GIVEN DATA:
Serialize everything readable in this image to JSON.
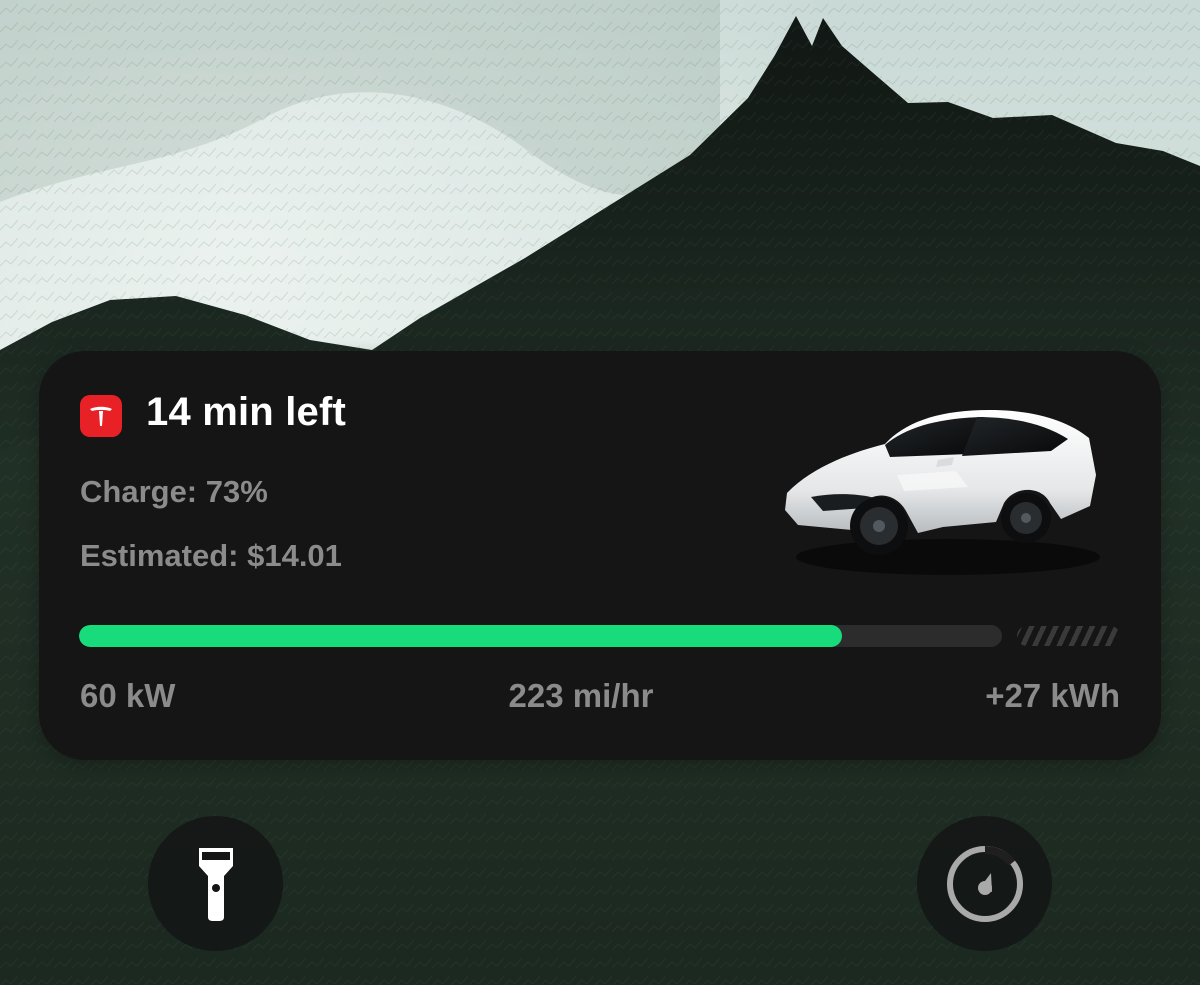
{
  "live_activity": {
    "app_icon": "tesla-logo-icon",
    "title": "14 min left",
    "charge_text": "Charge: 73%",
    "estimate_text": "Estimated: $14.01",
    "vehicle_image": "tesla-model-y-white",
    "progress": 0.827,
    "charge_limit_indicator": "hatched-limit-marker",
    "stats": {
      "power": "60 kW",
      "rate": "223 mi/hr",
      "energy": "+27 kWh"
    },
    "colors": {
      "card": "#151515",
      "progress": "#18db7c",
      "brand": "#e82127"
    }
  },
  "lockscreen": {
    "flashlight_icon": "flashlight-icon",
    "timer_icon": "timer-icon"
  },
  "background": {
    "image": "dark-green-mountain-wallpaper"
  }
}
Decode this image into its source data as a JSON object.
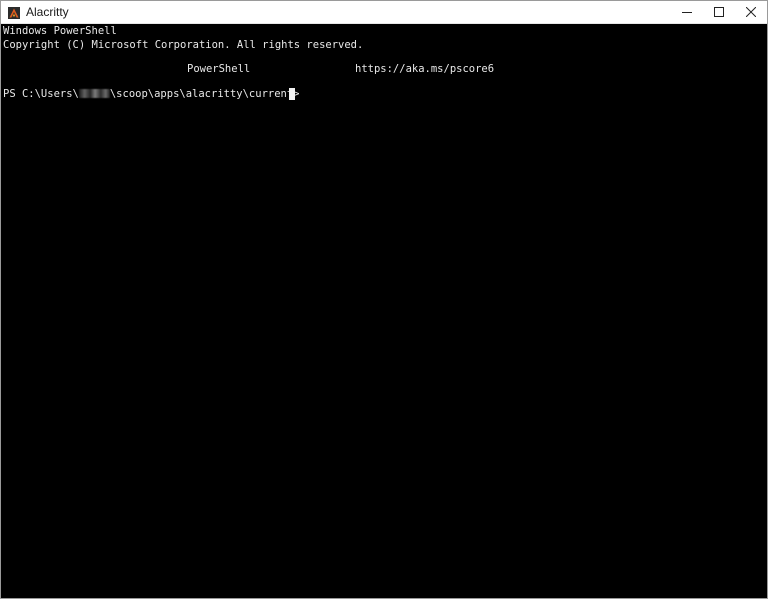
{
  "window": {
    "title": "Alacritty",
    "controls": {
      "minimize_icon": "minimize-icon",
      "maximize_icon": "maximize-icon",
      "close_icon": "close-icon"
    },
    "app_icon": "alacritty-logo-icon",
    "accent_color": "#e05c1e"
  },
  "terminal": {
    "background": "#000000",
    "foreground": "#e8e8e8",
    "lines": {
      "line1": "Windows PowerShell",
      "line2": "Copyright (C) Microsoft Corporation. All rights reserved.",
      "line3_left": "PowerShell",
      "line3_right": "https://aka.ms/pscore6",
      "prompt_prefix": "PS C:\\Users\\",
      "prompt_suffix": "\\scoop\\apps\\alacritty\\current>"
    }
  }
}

SET PROBLEM:
Exclude all images and restate the records above word for word.

EXERCISE RESULT:
Serialize everything readable in this image to JSON.
{
  "live_activity": {
    "app_icon": "tesla-logo-icon",
    "title": "14 min left",
    "charge_text": "Charge: 73%",
    "estimate_text": "Estimated: $14.01",
    "vehicle_image": "tesla-model-y-white",
    "progress": 0.827,
    "charge_limit_indicator": "hatched-limit-marker",
    "stats": {
      "power": "60 kW",
      "rate": "223 mi/hr",
      "energy": "+27 kWh"
    },
    "colors": {
      "card": "#151515",
      "progress": "#18db7c",
      "brand": "#e82127"
    }
  },
  "lockscreen": {
    "flashlight_icon": "flashlight-icon",
    "timer_icon": "timer-icon"
  },
  "background": {
    "image": "dark-green-mountain-wallpaper"
  }
}
Decode this image into its source data as a JSON object.
{
  "window": {
    "title": "Alacritty",
    "controls": {
      "minimize_icon": "minimize-icon",
      "maximize_icon": "maximize-icon",
      "close_icon": "close-icon"
    },
    "app_icon": "alacritty-logo-icon",
    "accent_color": "#e05c1e"
  },
  "terminal": {
    "background": "#000000",
    "foreground": "#e8e8e8",
    "lines": {
      "line1": "Windows PowerShell",
      "line2": "Copyright (C) Microsoft Corporation. All rights reserved.",
      "line3_left": "PowerShell",
      "line3_right": "https://aka.ms/pscore6",
      "prompt_prefix": "PS C:\\Users\\",
      "prompt_suffix": "\\scoop\\apps\\alacritty\\current>"
    }
  }
}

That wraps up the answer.